**AIM:**
Write out the data below in full, unchanged, minus the images.

**EXCERPTED RECORDS:**
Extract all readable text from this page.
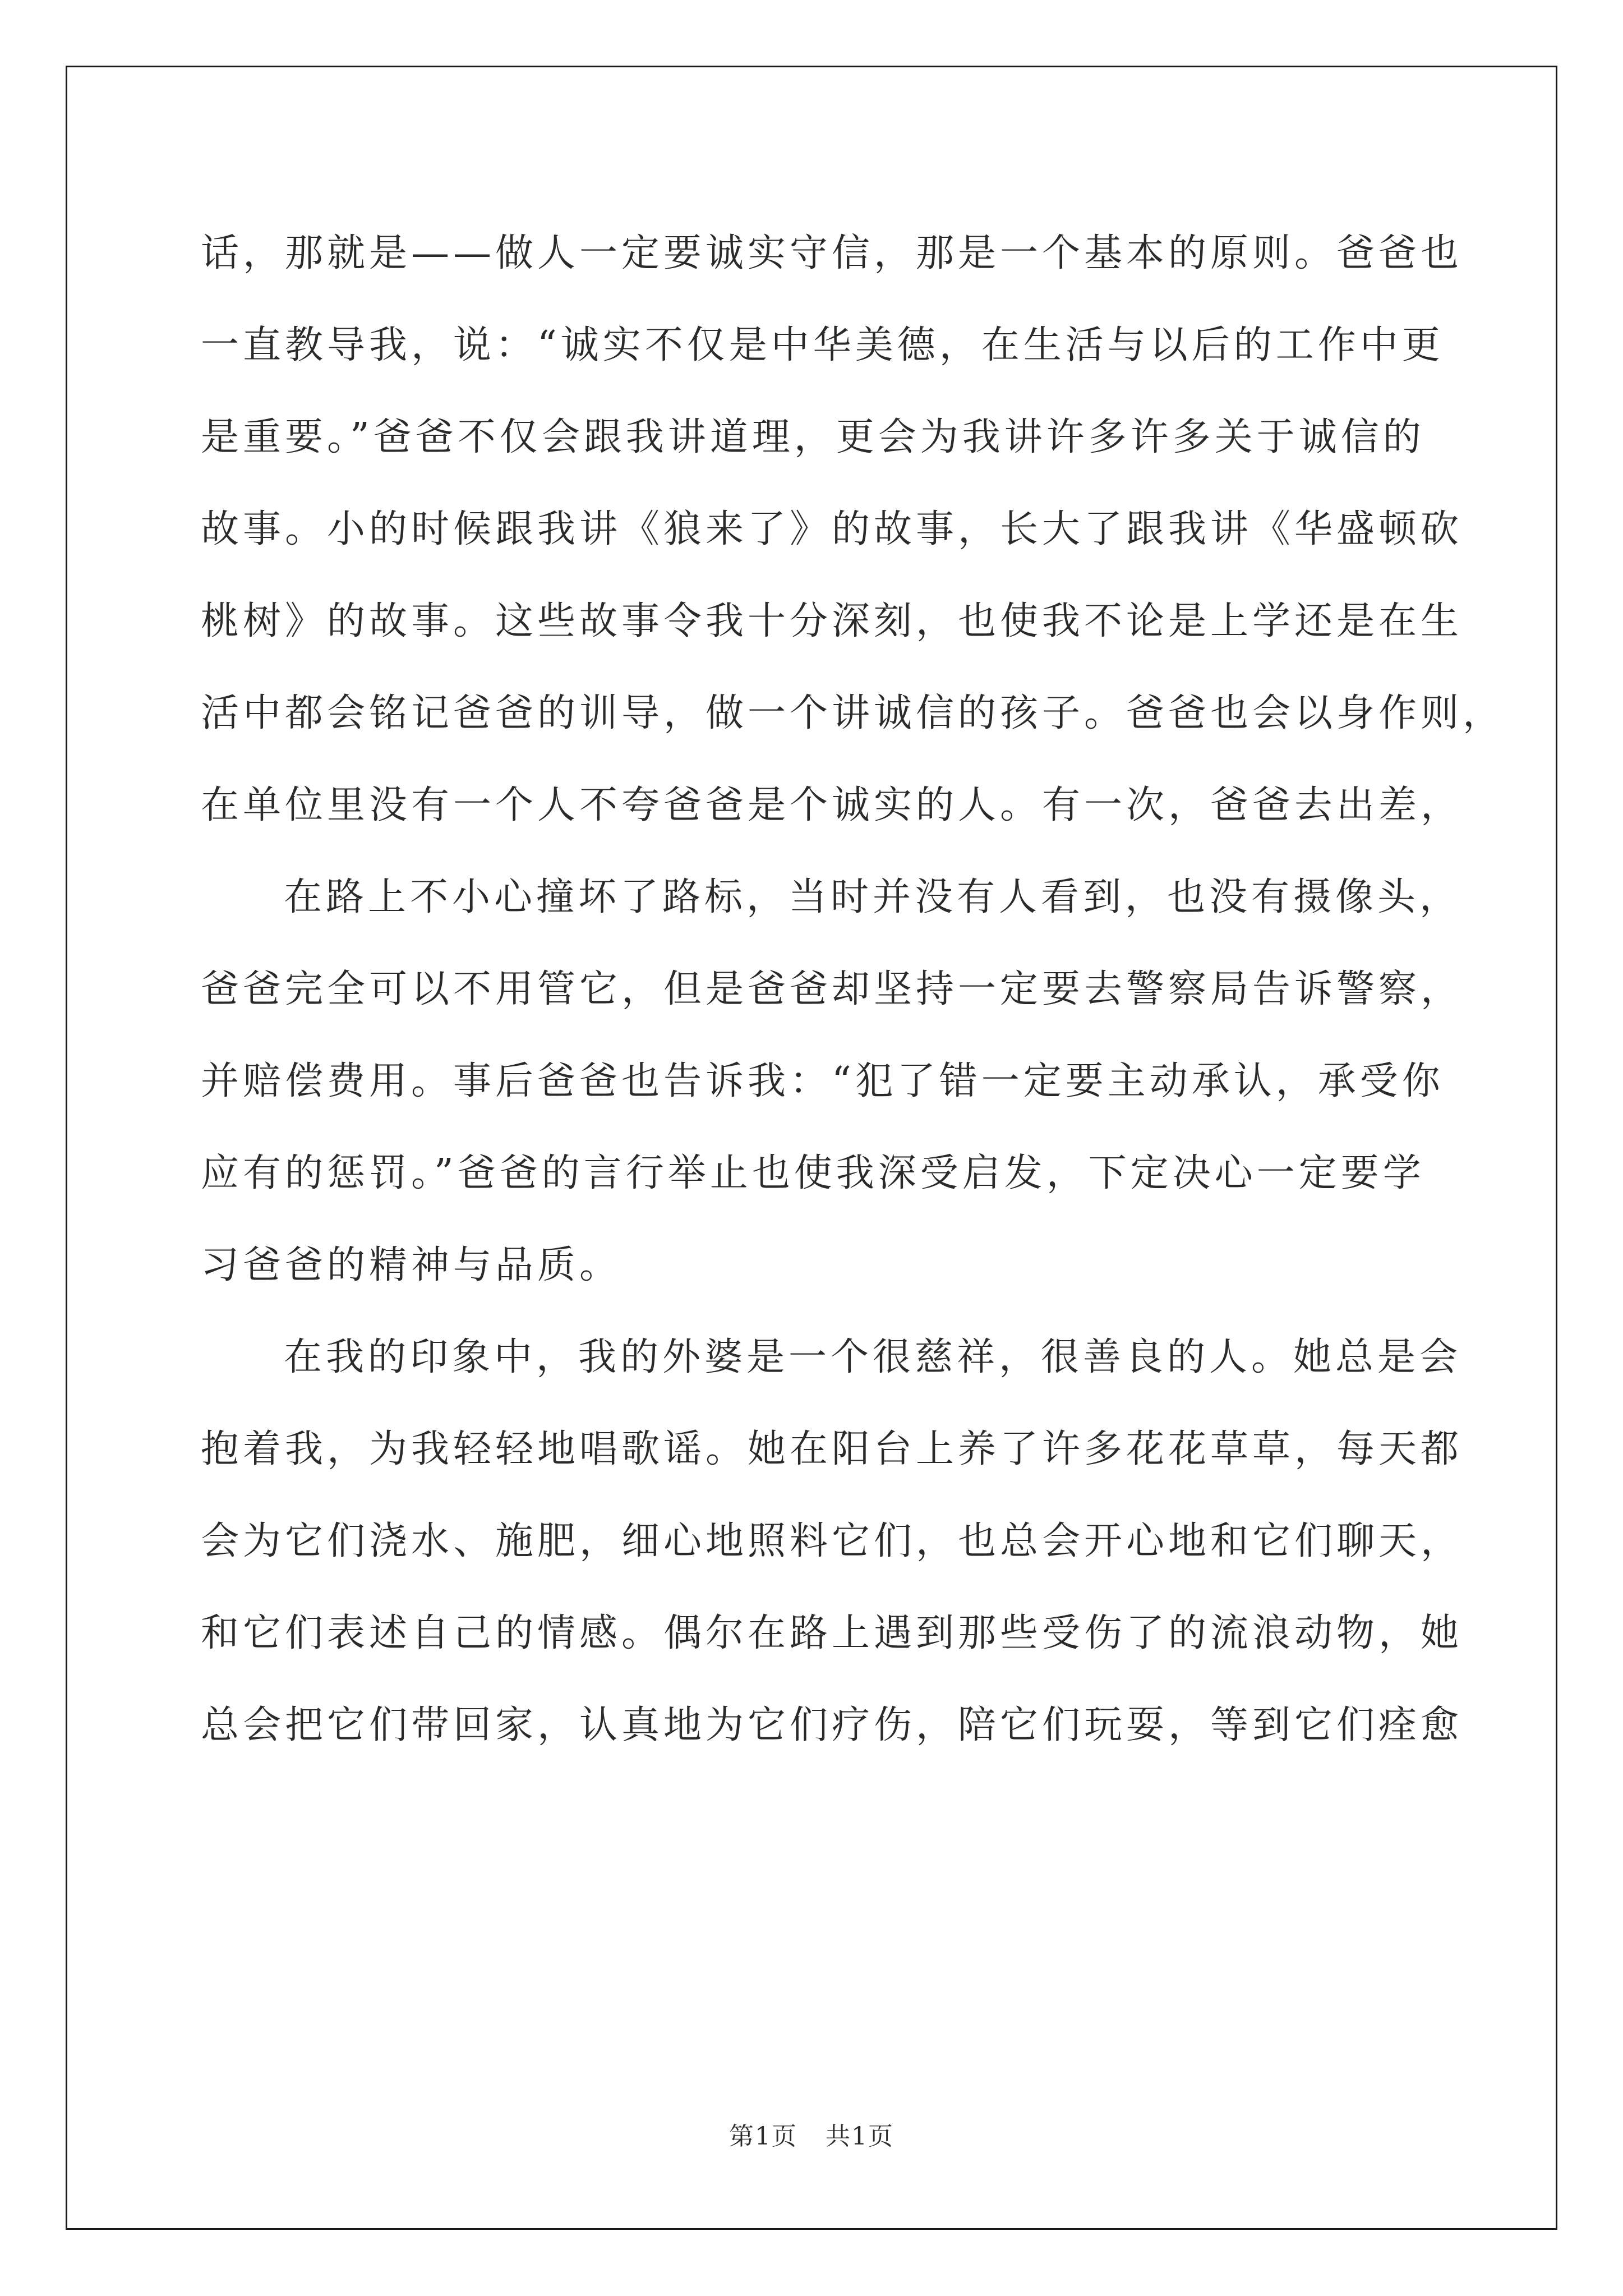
话，那就是——做人一定要诚实守信，那是一个基本的原则。爸爸也
一直教导我，说：“诚实不仅是中华美德，在生活与以后的工作中更
是重要。”爸爸不仅会跟我讲道理，更会为我讲许多许多关于诚信的
故事。小的时候跟我讲《狼来了》的故事，长大了跟我讲《华盛顿砍
桃树》的故事。这些故事令我十分深刻，也使我不论是上学还是在生
活中都会铭记爸爸的训导，做一个讲诚信的孩子。爸爸也会以身作则，
在单位里没有一个人不夸爸爸是个诚实的人。有一次，爸爸去出差，
在路上不小心撞坏了路标，当时并没有人看到，也没有摄像头，
爸爸完全可以不用管它，但是爸爸却坚持一定要去警察局告诉警察，
并赔偿费用。事后爸爸也告诉我：“犯了错一定要主动承认，承受你
应有的惩罚。”爸爸的言行举止也使我深受启发，下定决心一定要学
习爸爸的精神与品质。
在我的印象中，我的外婆是一个很慈祥，很善良的人。她总是会
抱着我，为我轻轻地唱歌谣。她在阳台上养了许多花花草草，每天都
会为它们浇水、施肥，细心地照料它们，也总会开心地和它们聊天，
和它们表述自己的情感。偶尔在路上遇到那些受伤了的流浪动物，她
总会把它们带回家，认真地为它们疗伤，陪它们玩耍，等到它们痊愈
第1页 共1页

**EXERCISE RESULT:**
Extract all readable text from this page.
话，那就是——做人一定要诚实守信，那是一个基本的原则。爸爸也
一直教导我，说：“诚实不仅是中华美德，在生活与以后的工作中更
是重要。”爸爸不仅会跟我讲道理，更会为我讲许多许多关于诚信的
故事。小的时候跟我讲《狼来了》的故事，长大了跟我讲《华盛顿砍
桃树》的故事。这些故事令我十分深刻，也使我不论是上学还是在生
活中都会铭记爸爸的训导，做一个讲诚信的孩子。爸爸也会以身作则，
在单位里没有一个人不夸爸爸是个诚实的人。有一次，爸爸去出差，
在路上不小心撞坏了路标，当时并没有人看到，也没有摄像头，
爸爸完全可以不用管它，但是爸爸却坚持一定要去警察局告诉警察，
并赔偿费用。事后爸爸也告诉我：“犯了错一定要主动承认，承受你
应有的惩罚。”爸爸的言行举止也使我深受启发，下定决心一定要学
习爸爸的精神与品质。
在我的印象中，我的外婆是一个很慈祥，很善良的人。她总是会
抱着我，为我轻轻地唱歌谣。她在阳台上养了许多花花草草，每天都
会为它们浇水、施肥，细心地照料它们，也总会开心地和它们聊天，
和它们表述自己的情感。偶尔在路上遇到那些受伤了的流浪动物，她
总会把它们带回家，认真地为它们疗伤，陪它们玩耍，等到它们痊愈
第1页 共1页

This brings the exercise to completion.